Dataset entries on figures:
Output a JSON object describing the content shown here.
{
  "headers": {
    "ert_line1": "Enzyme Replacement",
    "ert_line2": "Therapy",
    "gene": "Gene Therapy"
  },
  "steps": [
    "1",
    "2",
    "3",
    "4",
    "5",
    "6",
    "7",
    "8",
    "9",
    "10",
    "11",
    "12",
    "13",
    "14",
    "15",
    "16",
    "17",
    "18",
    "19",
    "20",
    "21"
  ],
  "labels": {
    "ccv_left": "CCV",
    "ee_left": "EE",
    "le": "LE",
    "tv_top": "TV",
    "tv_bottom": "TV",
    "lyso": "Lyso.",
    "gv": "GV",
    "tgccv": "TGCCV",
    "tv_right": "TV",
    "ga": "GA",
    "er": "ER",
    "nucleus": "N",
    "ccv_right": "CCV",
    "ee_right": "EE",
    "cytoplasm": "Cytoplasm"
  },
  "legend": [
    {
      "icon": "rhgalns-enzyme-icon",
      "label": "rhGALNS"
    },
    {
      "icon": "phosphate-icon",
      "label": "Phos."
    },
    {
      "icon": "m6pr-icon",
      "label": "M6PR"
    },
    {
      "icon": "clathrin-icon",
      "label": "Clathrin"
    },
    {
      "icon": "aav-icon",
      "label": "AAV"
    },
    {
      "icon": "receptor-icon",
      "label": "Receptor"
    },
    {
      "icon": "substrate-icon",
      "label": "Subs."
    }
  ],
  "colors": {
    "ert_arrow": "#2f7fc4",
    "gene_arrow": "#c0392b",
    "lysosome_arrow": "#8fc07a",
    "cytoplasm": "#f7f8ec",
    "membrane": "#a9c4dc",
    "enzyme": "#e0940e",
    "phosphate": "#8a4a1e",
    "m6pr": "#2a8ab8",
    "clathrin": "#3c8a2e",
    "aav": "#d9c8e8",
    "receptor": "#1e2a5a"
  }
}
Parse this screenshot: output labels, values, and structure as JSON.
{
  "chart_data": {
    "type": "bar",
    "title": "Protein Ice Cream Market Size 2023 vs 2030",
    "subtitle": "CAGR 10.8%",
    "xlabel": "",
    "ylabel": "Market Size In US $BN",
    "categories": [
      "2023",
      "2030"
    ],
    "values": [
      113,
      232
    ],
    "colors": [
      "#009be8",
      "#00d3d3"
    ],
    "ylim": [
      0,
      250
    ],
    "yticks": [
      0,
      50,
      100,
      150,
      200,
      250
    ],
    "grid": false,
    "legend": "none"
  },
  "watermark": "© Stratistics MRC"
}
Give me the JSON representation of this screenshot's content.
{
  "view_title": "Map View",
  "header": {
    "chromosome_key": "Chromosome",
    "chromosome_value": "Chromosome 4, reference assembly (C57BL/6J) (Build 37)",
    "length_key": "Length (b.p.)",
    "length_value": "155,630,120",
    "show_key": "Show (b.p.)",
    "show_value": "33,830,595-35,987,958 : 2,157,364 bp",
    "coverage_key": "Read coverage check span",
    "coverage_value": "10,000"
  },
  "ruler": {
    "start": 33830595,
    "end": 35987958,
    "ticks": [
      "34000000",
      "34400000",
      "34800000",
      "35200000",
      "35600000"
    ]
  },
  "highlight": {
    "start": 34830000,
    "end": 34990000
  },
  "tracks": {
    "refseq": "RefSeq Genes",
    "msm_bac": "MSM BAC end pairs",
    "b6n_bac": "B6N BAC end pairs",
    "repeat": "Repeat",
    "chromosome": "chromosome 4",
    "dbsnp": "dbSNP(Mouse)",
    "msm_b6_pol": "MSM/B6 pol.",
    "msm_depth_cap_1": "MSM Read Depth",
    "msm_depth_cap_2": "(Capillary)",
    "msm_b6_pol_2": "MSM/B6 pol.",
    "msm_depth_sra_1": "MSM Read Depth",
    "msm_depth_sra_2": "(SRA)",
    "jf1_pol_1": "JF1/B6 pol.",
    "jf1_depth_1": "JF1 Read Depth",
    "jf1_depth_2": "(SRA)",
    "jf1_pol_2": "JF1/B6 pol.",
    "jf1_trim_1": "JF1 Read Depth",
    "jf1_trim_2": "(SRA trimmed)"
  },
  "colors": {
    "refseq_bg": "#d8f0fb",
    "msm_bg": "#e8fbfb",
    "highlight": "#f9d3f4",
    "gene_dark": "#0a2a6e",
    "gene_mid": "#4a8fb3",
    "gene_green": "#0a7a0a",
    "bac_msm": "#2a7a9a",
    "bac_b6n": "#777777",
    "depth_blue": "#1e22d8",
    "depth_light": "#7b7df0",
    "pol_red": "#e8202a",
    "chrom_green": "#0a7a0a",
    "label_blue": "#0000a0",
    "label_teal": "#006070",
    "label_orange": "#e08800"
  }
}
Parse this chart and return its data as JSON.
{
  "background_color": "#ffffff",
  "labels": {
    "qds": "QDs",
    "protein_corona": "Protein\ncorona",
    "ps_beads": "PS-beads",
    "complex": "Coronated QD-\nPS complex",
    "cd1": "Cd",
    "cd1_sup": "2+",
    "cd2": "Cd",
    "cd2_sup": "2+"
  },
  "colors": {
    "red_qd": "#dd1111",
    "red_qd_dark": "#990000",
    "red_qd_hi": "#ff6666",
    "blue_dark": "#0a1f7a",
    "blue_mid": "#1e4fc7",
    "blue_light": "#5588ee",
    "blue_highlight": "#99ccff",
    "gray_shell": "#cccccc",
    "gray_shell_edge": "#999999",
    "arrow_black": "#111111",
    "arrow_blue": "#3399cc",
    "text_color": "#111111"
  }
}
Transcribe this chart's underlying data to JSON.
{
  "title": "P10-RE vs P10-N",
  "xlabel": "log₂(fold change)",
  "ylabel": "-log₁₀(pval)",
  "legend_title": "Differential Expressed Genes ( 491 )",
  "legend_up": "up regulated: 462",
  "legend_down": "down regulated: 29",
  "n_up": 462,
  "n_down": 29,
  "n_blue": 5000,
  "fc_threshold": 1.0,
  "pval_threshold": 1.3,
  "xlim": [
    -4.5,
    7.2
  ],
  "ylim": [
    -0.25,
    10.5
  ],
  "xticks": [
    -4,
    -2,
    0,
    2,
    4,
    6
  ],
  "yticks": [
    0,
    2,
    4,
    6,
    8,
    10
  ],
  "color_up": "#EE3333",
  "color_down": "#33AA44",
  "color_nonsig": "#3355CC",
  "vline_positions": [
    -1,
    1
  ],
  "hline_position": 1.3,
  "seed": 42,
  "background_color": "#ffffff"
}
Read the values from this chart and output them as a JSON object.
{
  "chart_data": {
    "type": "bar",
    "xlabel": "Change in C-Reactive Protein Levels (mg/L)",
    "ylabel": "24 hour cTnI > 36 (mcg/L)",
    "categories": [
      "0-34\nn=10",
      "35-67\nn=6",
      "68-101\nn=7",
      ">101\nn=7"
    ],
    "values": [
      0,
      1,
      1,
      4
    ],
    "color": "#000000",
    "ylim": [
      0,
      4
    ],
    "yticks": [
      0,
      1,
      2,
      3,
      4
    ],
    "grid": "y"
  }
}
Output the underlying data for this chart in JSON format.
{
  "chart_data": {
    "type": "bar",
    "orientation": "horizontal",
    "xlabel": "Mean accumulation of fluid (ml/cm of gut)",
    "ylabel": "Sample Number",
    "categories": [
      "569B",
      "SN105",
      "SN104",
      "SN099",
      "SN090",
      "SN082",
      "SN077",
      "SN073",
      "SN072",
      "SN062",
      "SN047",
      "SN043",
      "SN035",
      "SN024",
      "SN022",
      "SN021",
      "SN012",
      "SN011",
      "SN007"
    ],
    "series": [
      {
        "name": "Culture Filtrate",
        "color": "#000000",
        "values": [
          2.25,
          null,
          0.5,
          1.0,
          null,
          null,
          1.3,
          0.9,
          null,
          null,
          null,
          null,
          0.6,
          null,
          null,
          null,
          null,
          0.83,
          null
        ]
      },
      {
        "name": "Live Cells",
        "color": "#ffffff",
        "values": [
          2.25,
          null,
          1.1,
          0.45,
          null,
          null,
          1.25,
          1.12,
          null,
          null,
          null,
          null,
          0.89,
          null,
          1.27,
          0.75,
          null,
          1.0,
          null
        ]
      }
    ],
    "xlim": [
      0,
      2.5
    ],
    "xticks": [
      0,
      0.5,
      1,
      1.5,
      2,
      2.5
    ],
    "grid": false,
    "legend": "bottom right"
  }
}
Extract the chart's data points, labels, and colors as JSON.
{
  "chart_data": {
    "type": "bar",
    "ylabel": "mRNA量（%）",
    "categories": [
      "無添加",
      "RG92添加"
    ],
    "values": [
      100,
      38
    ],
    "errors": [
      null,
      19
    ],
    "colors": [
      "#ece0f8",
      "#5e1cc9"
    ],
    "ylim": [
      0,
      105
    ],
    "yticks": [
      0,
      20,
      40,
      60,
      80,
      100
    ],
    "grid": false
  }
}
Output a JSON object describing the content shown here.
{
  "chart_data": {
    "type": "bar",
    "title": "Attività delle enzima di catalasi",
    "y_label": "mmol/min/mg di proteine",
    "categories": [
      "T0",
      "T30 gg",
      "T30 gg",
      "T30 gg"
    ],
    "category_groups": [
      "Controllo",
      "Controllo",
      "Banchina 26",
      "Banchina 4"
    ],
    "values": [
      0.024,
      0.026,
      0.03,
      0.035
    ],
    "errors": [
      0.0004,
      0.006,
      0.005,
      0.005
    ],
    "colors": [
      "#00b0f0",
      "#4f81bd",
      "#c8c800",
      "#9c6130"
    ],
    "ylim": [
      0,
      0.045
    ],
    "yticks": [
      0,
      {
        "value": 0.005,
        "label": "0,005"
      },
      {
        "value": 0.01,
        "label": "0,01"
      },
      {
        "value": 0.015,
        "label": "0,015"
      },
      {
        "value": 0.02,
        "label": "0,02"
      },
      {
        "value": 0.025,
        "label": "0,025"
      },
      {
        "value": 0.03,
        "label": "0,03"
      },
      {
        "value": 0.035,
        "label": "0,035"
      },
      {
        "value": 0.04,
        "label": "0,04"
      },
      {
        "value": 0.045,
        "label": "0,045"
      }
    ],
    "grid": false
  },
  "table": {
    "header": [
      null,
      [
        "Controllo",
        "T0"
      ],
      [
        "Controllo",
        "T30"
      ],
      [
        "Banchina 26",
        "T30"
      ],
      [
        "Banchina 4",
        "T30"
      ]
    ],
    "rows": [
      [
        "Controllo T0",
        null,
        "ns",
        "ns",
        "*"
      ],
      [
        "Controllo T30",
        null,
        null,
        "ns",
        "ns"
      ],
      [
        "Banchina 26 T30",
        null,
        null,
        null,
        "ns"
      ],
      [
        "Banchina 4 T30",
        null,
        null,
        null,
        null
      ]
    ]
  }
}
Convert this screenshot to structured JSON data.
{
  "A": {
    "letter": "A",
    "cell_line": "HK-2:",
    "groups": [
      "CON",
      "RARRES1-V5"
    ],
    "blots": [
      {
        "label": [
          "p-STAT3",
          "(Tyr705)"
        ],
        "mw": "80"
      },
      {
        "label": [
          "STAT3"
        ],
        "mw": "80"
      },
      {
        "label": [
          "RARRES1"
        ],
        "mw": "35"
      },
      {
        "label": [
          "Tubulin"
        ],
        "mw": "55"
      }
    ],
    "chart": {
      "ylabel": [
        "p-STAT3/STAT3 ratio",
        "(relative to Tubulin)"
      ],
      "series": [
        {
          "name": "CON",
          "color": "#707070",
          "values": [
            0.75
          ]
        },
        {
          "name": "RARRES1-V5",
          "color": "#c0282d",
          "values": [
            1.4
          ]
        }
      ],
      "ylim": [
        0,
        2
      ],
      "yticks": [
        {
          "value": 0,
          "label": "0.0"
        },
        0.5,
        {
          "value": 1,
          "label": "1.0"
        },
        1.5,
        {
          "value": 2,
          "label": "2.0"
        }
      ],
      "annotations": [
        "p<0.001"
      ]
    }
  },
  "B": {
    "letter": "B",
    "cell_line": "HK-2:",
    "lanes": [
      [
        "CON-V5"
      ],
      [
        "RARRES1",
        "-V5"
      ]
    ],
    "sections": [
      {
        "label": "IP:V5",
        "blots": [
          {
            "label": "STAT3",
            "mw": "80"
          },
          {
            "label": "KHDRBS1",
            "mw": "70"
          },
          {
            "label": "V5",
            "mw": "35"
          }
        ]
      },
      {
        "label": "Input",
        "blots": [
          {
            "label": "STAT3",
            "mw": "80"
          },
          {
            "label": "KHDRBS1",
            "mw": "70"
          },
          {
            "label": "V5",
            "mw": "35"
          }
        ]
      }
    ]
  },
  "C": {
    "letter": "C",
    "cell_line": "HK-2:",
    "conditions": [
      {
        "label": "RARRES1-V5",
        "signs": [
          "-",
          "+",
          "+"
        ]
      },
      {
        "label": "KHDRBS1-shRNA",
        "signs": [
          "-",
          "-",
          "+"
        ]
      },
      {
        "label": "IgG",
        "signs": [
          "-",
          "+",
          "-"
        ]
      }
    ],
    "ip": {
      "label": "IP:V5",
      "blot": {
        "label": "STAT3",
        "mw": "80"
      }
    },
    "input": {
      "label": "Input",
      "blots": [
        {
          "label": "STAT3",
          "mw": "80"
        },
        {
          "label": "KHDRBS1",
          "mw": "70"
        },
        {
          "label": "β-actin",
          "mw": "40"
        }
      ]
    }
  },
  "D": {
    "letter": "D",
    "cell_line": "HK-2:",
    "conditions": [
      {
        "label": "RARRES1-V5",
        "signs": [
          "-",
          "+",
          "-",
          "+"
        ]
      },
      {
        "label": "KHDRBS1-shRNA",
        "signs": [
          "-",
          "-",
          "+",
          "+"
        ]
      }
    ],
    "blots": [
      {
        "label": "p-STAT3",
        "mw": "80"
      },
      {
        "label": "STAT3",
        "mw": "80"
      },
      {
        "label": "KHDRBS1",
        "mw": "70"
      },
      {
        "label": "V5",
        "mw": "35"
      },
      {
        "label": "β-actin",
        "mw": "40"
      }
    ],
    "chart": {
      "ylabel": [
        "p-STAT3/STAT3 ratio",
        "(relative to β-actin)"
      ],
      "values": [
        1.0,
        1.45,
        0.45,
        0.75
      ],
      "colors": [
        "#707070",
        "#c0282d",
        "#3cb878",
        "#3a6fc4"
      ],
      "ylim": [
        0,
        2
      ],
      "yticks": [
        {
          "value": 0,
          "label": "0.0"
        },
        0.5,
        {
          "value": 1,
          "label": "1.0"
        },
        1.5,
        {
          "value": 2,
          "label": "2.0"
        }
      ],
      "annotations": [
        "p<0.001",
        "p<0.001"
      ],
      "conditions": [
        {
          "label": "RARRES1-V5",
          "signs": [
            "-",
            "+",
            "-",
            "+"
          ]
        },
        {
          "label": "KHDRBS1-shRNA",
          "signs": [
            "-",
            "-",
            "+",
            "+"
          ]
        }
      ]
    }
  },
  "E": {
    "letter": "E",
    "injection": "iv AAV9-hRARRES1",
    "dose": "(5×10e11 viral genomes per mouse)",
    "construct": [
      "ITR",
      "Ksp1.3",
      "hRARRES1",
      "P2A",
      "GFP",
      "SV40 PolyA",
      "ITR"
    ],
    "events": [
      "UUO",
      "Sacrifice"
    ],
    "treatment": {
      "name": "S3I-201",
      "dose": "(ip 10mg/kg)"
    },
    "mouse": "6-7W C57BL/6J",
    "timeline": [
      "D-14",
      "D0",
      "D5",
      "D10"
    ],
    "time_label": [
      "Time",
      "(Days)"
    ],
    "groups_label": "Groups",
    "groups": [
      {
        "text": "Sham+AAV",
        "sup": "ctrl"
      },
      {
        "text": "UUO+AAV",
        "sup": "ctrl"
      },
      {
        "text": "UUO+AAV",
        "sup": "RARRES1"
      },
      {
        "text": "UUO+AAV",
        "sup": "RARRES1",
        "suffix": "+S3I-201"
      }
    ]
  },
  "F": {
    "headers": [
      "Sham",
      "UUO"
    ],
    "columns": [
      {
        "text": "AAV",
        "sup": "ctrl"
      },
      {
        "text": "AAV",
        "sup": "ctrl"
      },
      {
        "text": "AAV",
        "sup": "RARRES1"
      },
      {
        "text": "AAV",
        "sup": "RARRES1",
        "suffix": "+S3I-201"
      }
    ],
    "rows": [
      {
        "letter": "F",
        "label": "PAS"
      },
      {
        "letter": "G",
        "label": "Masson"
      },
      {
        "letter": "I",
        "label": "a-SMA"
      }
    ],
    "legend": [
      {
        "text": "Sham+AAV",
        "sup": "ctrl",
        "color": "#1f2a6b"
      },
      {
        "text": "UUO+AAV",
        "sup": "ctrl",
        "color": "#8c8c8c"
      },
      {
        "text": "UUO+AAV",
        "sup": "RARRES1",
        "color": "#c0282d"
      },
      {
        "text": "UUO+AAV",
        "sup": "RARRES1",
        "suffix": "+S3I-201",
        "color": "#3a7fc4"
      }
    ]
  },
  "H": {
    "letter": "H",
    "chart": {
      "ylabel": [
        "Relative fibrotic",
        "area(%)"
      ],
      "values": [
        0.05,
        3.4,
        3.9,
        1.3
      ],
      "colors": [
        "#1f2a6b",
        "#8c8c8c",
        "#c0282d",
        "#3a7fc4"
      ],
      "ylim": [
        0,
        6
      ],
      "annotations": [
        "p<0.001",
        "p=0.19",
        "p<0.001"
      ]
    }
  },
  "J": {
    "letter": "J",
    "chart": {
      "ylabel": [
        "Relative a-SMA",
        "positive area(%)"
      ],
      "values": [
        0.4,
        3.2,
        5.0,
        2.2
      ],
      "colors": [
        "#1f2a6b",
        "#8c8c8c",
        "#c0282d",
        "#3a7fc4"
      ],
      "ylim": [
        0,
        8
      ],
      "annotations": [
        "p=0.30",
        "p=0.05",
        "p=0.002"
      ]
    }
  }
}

What to do
Look through the entries and return every line where "Banchina" appears.

Exercise response
      "Banchina 26",
      "Banchina 4"
        "Banchina 26",
        "Banchina 4",
        "Banchina 26 T30",
        "Banchina 4 T30",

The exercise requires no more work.